MATERIAL SUPPLIED:
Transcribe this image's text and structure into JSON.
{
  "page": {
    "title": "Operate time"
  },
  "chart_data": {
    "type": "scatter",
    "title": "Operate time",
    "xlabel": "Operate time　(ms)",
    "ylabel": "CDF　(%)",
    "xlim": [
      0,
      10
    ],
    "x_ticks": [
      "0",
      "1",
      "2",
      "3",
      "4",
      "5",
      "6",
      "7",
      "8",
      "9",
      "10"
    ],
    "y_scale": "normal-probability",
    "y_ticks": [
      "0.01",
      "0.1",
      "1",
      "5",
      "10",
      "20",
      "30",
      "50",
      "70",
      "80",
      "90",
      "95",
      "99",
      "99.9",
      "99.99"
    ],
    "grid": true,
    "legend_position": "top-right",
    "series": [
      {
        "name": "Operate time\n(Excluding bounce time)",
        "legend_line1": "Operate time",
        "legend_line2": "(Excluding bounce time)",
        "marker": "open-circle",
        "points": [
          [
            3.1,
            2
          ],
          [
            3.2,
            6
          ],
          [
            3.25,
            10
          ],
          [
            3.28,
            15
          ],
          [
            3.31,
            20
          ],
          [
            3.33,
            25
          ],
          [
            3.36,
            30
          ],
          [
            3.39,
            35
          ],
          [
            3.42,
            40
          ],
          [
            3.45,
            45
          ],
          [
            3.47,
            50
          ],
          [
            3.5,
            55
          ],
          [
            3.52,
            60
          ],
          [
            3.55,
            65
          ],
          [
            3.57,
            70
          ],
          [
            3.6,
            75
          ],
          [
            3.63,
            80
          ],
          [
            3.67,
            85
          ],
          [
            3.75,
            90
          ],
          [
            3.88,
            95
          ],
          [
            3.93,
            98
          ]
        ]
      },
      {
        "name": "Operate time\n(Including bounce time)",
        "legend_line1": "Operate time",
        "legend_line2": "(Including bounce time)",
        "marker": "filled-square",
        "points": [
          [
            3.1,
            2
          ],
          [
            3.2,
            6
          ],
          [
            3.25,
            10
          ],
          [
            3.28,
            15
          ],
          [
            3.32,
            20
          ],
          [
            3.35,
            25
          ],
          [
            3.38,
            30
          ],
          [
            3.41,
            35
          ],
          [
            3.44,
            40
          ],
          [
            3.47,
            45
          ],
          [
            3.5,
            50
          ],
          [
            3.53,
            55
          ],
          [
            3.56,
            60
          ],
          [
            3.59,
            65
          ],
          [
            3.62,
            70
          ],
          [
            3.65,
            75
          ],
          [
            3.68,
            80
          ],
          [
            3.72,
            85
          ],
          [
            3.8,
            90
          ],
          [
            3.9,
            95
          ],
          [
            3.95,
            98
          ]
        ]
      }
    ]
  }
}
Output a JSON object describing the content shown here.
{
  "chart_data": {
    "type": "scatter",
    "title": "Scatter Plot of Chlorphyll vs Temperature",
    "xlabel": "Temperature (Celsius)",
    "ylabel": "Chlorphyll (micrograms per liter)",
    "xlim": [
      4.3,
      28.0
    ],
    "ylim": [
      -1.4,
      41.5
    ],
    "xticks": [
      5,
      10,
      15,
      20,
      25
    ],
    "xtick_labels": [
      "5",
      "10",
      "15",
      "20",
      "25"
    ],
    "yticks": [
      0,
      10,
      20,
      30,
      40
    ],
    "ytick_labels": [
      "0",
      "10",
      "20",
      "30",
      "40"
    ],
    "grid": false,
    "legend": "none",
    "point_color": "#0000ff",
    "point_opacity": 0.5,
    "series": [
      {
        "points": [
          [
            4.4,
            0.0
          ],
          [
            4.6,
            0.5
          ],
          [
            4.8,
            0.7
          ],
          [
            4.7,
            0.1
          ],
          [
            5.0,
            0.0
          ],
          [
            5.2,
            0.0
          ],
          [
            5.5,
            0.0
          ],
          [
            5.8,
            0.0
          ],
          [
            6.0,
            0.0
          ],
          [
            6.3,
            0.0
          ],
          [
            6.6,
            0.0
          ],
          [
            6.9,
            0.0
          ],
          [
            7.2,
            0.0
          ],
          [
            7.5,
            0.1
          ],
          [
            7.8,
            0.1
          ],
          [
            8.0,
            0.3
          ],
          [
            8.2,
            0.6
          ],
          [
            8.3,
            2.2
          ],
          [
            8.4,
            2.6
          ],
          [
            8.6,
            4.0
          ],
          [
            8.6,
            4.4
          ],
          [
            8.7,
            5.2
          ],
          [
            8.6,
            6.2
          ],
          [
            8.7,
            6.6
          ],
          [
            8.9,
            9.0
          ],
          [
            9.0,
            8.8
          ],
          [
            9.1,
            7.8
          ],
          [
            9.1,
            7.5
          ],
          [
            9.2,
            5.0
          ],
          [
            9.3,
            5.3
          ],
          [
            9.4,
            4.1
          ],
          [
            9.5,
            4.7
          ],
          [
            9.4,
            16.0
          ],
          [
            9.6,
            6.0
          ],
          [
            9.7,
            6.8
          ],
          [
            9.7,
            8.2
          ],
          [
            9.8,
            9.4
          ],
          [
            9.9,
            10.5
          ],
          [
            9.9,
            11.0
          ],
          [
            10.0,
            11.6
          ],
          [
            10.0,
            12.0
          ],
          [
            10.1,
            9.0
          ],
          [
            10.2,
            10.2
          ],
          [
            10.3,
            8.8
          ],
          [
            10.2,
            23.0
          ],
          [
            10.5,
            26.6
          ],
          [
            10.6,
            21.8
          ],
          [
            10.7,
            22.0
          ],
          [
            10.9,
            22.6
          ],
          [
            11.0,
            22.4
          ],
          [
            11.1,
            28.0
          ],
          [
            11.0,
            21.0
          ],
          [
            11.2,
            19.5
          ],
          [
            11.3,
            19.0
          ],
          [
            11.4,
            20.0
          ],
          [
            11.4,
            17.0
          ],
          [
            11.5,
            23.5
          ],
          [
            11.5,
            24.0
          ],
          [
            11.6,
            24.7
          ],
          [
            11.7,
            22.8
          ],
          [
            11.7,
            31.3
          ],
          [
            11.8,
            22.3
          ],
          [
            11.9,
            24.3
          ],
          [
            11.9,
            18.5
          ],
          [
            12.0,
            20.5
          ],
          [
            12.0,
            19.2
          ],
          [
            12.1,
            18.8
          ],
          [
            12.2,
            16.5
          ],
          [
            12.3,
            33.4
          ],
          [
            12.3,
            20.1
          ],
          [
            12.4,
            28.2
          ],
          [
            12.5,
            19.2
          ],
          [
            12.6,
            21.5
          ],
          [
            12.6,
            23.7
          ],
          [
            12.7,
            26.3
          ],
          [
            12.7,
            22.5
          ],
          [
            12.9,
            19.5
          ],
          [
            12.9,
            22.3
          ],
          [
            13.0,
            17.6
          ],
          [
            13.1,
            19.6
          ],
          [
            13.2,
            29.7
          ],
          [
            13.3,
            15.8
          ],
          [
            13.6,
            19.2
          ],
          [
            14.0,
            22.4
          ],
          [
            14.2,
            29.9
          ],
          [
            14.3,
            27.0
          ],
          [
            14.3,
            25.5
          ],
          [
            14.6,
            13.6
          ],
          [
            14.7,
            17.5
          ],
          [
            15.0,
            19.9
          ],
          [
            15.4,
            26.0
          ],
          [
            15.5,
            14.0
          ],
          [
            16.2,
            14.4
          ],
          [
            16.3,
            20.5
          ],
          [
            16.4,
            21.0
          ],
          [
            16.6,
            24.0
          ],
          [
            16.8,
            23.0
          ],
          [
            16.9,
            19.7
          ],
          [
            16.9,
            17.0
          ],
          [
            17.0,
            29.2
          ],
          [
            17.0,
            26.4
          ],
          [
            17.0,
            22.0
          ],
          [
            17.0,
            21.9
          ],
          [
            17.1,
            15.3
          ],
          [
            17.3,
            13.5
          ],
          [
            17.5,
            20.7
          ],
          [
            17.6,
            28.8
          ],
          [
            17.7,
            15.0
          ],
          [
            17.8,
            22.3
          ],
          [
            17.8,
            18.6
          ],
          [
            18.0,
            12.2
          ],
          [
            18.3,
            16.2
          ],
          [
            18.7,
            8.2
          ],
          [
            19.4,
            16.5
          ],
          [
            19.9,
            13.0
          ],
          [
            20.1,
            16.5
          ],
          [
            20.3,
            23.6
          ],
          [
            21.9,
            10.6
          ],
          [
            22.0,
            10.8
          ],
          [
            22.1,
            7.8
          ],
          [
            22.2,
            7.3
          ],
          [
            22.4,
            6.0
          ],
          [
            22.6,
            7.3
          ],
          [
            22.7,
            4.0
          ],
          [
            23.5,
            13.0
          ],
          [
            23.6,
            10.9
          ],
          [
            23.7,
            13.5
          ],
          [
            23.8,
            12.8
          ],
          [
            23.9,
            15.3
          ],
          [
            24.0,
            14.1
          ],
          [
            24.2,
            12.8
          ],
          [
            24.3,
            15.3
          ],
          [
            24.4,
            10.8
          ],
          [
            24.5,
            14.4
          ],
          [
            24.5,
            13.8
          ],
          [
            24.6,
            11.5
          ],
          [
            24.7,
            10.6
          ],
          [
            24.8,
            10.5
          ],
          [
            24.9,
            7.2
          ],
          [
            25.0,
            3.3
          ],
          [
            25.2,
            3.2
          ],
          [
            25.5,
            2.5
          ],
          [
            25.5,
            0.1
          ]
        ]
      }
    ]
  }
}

PROBLEM TO SOLVE: Write out every line of the preceding listing that contains "Operate".

ANSWER FOR THE TASK:
    "title": "Operate time"
    "title": "Operate time",
    "xlabel": "Operate time　(ms)",
        "name": "Operate time\n(Excluding bounce time)",
        "legend_line1": "Operate time",
        "name": "Operate time\n(Including bounce time)",
        "legend_line1": "Operate time",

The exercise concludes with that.